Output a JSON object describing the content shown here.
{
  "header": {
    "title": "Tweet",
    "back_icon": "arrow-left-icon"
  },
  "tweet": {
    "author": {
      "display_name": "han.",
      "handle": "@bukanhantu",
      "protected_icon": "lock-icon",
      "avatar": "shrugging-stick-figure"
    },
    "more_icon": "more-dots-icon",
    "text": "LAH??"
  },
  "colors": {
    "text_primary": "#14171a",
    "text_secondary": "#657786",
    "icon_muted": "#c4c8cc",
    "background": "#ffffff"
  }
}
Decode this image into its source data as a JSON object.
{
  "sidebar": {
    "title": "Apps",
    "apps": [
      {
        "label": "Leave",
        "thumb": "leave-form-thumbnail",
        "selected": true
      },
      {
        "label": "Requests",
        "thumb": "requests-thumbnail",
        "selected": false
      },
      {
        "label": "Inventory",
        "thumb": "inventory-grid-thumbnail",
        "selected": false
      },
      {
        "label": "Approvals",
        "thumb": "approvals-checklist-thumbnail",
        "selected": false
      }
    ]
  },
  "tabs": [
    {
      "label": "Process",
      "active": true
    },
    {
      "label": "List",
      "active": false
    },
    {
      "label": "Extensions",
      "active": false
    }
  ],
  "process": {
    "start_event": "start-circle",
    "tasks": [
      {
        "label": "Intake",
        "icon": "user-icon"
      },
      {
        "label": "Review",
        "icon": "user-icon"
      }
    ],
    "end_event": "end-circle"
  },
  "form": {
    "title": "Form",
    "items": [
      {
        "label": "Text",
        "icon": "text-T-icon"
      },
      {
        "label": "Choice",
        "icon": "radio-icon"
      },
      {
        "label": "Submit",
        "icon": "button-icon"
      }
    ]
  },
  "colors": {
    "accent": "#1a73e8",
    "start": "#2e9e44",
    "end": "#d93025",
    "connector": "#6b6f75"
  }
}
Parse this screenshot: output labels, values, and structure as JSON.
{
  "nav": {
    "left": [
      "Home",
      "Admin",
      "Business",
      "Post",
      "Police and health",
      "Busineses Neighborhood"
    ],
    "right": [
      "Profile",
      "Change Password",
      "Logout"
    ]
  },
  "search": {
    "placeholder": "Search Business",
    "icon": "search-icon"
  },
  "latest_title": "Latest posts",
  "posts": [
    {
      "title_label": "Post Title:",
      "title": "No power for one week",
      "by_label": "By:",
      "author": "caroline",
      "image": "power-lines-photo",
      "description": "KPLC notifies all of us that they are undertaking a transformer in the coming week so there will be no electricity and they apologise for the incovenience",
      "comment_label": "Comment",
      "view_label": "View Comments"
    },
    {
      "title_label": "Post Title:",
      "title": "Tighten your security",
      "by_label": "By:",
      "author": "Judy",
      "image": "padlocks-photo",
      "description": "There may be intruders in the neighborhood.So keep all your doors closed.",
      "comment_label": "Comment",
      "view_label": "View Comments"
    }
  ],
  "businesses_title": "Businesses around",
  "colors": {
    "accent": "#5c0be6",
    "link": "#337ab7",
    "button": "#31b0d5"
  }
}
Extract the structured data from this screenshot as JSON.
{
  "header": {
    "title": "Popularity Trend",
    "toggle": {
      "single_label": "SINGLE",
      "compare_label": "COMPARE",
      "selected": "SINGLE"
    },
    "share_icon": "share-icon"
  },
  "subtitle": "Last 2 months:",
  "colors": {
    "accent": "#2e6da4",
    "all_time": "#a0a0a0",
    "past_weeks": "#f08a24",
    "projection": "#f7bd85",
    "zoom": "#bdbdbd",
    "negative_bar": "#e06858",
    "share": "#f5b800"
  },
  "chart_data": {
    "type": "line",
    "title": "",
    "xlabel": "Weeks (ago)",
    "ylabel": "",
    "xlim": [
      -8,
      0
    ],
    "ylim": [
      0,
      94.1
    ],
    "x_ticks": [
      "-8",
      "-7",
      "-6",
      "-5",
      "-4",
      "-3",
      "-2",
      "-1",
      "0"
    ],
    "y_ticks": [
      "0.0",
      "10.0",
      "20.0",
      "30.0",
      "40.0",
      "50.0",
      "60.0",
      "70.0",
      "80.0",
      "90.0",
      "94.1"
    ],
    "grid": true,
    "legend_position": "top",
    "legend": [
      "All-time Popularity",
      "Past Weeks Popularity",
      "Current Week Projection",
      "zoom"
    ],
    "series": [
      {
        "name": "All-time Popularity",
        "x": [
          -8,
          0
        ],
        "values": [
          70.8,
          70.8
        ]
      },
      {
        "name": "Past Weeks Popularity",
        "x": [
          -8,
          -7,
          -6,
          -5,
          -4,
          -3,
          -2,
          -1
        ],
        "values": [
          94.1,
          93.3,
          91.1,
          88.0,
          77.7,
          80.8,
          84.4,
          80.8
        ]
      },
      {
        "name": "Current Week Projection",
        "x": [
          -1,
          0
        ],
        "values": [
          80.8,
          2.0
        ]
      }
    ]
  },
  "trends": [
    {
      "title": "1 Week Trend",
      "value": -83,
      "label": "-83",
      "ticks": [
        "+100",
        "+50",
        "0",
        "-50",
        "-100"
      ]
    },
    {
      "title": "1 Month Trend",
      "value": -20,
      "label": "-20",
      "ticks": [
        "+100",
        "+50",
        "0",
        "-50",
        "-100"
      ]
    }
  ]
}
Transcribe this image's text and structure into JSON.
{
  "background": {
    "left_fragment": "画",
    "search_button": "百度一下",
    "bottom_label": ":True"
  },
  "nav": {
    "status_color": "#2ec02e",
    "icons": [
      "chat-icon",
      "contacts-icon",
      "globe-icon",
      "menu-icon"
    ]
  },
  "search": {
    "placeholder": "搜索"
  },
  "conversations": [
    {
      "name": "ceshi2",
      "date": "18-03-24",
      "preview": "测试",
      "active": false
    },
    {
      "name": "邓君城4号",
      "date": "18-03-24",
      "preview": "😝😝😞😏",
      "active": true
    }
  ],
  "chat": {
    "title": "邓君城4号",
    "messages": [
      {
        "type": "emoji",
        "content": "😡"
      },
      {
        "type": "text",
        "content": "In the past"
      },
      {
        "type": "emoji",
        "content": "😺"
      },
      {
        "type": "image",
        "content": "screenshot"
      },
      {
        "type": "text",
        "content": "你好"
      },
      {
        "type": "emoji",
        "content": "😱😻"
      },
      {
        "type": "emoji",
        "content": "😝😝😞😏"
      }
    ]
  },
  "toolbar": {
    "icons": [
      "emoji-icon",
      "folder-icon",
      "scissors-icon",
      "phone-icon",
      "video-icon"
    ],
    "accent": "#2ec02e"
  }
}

━━━━━━━━

In the listing, find every line containing the word "grid" and list it.

◆ **Exercise output**:
        "thumb": "inventory-grid-thumbnail",
    "grid": true,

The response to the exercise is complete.